### To do
Your task is to repeat the entries exactly. Leave the pictures out.

Extracted records

* BEGIN *

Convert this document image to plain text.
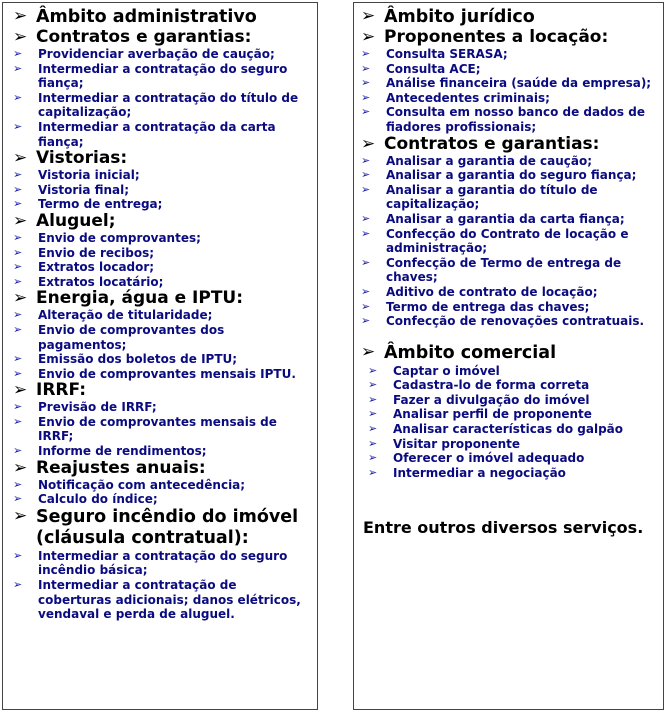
➢ Âmbito administrativo
➢ Contratos e garantias:
➢	Providenciar averbação de caução;
➢	Intermediar a contratação do seguro fiança;
➢	Intermediar a contratação do título de capitalização;
➢	Intermediar a contratação da carta fiança;
➢ Vistorias:
➢	Vistoria inicial;
➢	Vistoria final;
➢	Termo de entrega;
➢ Aluguel;
➢	Envio de comprovantes;
➢	Envio de recibos;
➢	Extratos locador;
➢	Extratos locatário;
➢ Energia, água e IPTU:
➢	Alteração de titularidade;
➢	Envio de comprovantes dos pagamentos;
➢	Emissão dos boletos de IPTU;
➢	Envio de comprovantes mensais IPTU.
➢ IRRF:
➢	Previsão de IRRF;
➢	Envio de comprovantes mensais de IRRF;
➢	Informe de rendimentos;
➢ Reajustes anuais:
➢	Notificação com antecedência;
➢	Calculo do índice;
➢ Seguro incêndio do imóvel (cláusula contratual):
➢	Intermediar a contratação do seguro incêndio básica;
➢	Intermediar a contratação de coberturas adicionais; danos elétricos, vendaval e perda de aluguel.
➢ Âmbito jurídico
➢ Proponentes a locação:
➢	Consulta SERASA;
➢	Consulta ACE;
➢	Análise financeira (saúde da empresa);
➢	Antecedentes criminais;
➢	Consulta em nosso banco de dados de fiadores profissionais;
➢ Contratos e garantias:
➢	Analisar a garantia de caução;
➢	Analisar a garantia do seguro fiança;
➢	Analisar a garantia do título de capitalização;
➢	Analisar a garantia da carta fiança;
➢	Confecção do Contrato de locação e administração;
➢	Confecção de Termo de entrega de chaves;
➢	Aditivo de contrato de locação;
➢	Termo de entrega das chaves;
➢	Confecção de renovações contratuais.
➢ Âmbito comercial
➢	Captar o imóvel
➢	Cadastra-lo de forma correta
➢	Fazer a divulgação do imóvel
➢	Analisar perfil de proponente
➢	Analisar características do galpão
➢	Visitar proponente
➢	Oferecer o imóvel adequado
➢	Intermediar a negociação
Entre outros diversos serviços.
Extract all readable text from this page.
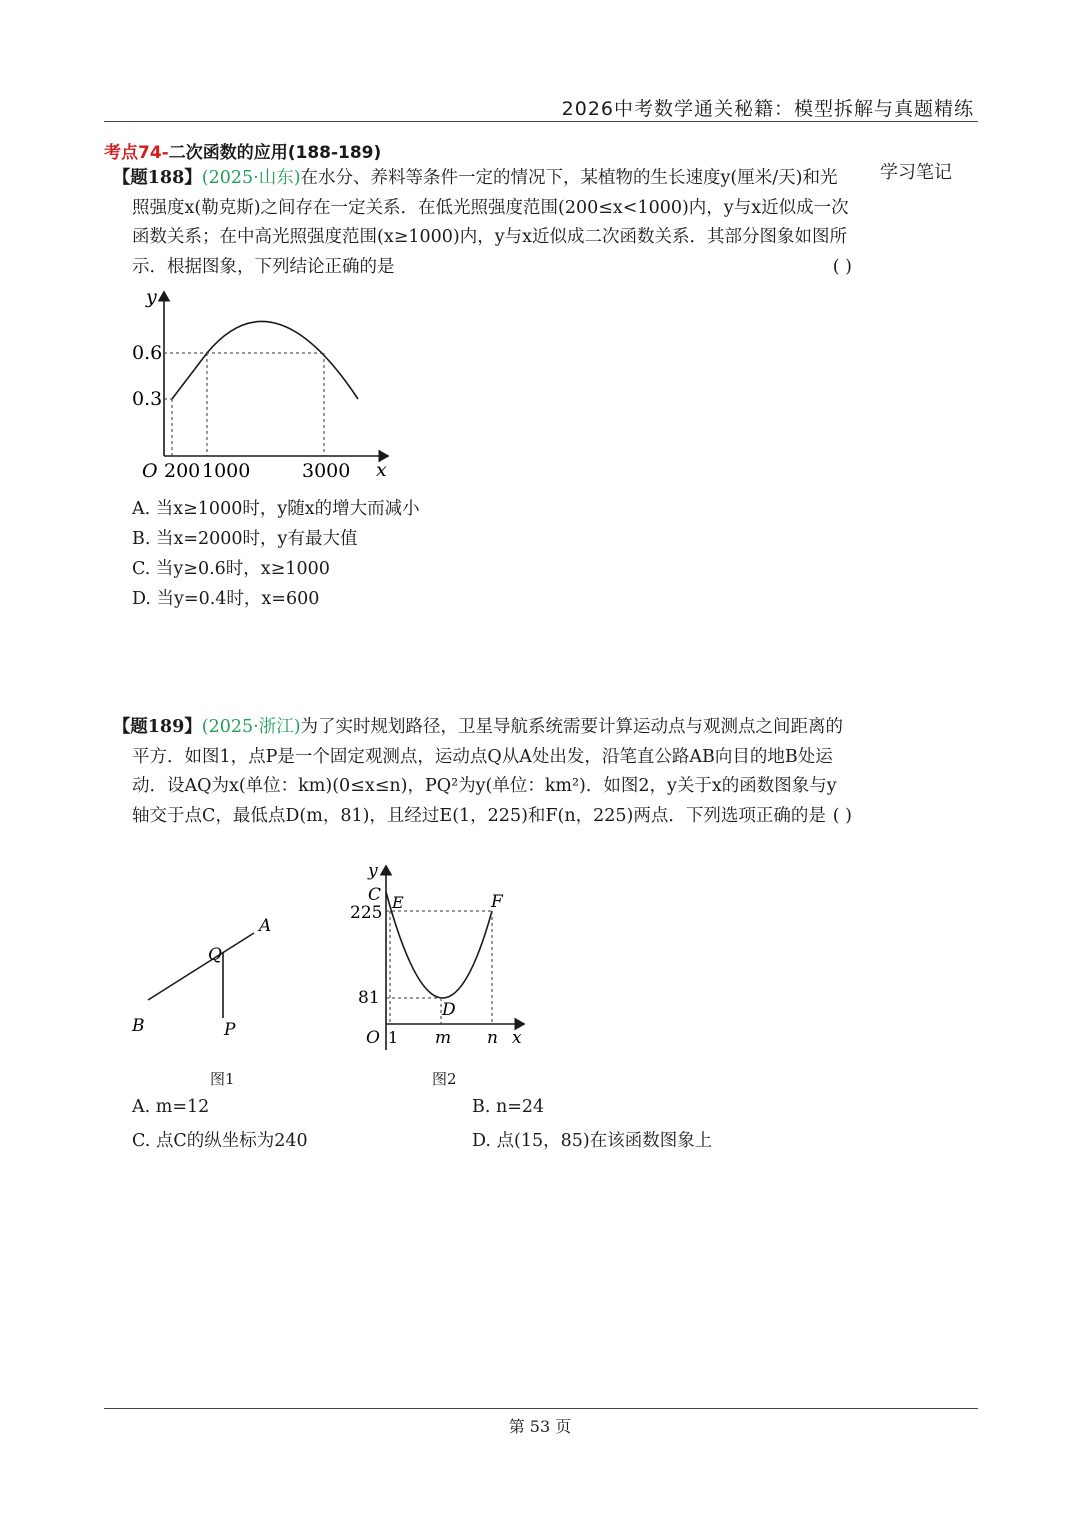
2026中考数学通关秘籍：模型拆解与真题精练
考点74-二次函数的应用(188-189)
学习笔记
【题188】(2025·山东)在水分、养料等条件一定的情况下，某植物的生长速度y(厘米/天)和光照强度x(勒克斯)之间存在一定关系．在低光照强度范围(200≤x<1000)内，y与x近似成一次函数关系；在中高光照强度范围(x≥1000)内，y与x近似成二次函数关系．其部分图象如图所示．根据图象，下列结论正确的是	( )
y
x
O
0.6
0.3
200 1000	3000
A. 当x≥1000时，y随x的增大而减小
B. 当x=2000时，y有最大值
C. 当y≥0.6时，x≥1000
D. 当y=0.4时，x=600
【题189】(2025·浙江)为了实时规划路径，卫星导航系统需要计算运动点与观测点之间距离的平方．如图1，点P是一个固定观测点，运动点Q从A处出发，沿笔直公路AB向目的地B处运动．设AQ为x(单位：km)(0≤x≤n)，PQ²为y(单位：km²)．如图2，y关于x的函数图象与y轴交于点C，最低点D(m，81)，且经过E(1，225)和F(n，225)两点．下列选项正确的是 ( )
A
B
Q
P
图1
y
x
O
C E	F
D
225
81
1 m n
图2
A. m=12	B. n=24
C. 点C的纵坐标为240	D. 点(15，85)在该函数图象上
第 53 页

* END *

### Answer to this task
Convert this document image to plain text.
➢ Âmbito administrativo
➢ Contratos e garantias:
➢	Providenciar averbação de caução;
➢	Intermediar a contratação do seguro fiança;
➢	Intermediar a contratação do título de capitalização;
➢	Intermediar a contratação da carta fiança;
➢ Vistorias:
➢	Vistoria inicial;
➢	Vistoria final;
➢	Termo de entrega;
➢ Aluguel;
➢	Envio de comprovantes;
➢	Envio de recibos;
➢	Extratos locador;
➢	Extratos locatário;
➢ Energia, água e IPTU:
➢	Alteração de titularidade;
➢	Envio de comprovantes dos pagamentos;
➢	Emissão dos boletos de IPTU;
➢	Envio de comprovantes mensais IPTU.
➢ IRRF:
➢	Previsão de IRRF;
➢	Envio de comprovantes mensais de IRRF;
➢	Informe de rendimentos;
➢ Reajustes anuais:
➢	Notificação com antecedência;
➢	Calculo do índice;
➢ Seguro incêndio do imóvel (cláusula contratual):
➢	Intermediar a contratação do seguro incêndio básica;
➢	Intermediar a contratação de coberturas adicionais; danos elétricos, vendaval e perda de aluguel.
➢ Âmbito jurídico
➢ Proponentes a locação:
➢	Consulta SERASA;
➢	Consulta ACE;
➢	Análise financeira (saúde da empresa);
➢	Antecedentes criminais;
➢	Consulta em nosso banco de dados de fiadores profissionais;
➢ Contratos e garantias:
➢	Analisar a garantia de caução;
➢	Analisar a garantia do seguro fiança;
➢	Analisar a garantia do título de capitalização;
➢	Analisar a garantia da carta fiança;
➢	Confecção do Contrato de locação e administração;
➢	Confecção de Termo de entrega de chaves;
➢	Aditivo de contrato de locação;
➢	Termo de entrega das chaves;
➢	Confecção de renovações contratuais.
➢ Âmbito comercial
➢	Captar o imóvel
➢	Cadastra-lo de forma correta
➢	Fazer a divulgação do imóvel
➢	Analisar perfil de proponente
➢	Analisar características do galpão
➢	Visitar proponente
➢	Oferecer o imóvel adequado
➢	Intermediar a negociação
Entre outros diversos serviços.
Extract all readable text from this page.
2026中考数学通关秘籍：模型拆解与真题精练
考点74-二次函数的应用(188-189)
学习笔记
【题188】(2025·山东)在水分、养料等条件一定的情况下，某植物的生长速度y(厘米/天)和光照强度x(勒克斯)之间存在一定关系．在低光照强度范围(200≤x<1000)内，y与x近似成一次函数关系；在中高光照强度范围(x≥1000)内，y与x近似成二次函数关系．其部分图象如图所示．根据图象，下列结论正确的是	( )
y
x
O
0.6
0.3
200 1000	3000
A. 当x≥1000时，y随x的增大而减小
B. 当x=2000时，y有最大值
C. 当y≥0.6时，x≥1000
D. 当y=0.4时，x=600
【题189】(2025·浙江)为了实时规划路径，卫星导航系统需要计算运动点与观测点之间距离的平方．如图1，点P是一个固定观测点，运动点Q从A处出发，沿笔直公路AB向目的地B处运动．设AQ为x(单位：km)(0≤x≤n)，PQ²为y(单位：km²)．如图2，y关于x的函数图象与y轴交于点C，最低点D(m，81)，且经过E(1，225)和F(n，225)两点．下列选项正确的是 ( )
A
B
Q
P
图1
y
x
O
C E	F
D
225
81
1 m n
图2
A. m=12	B. n=24
C. 点C的纵坐标为240	D. 点(15，85)在该函数图象上
第 53 页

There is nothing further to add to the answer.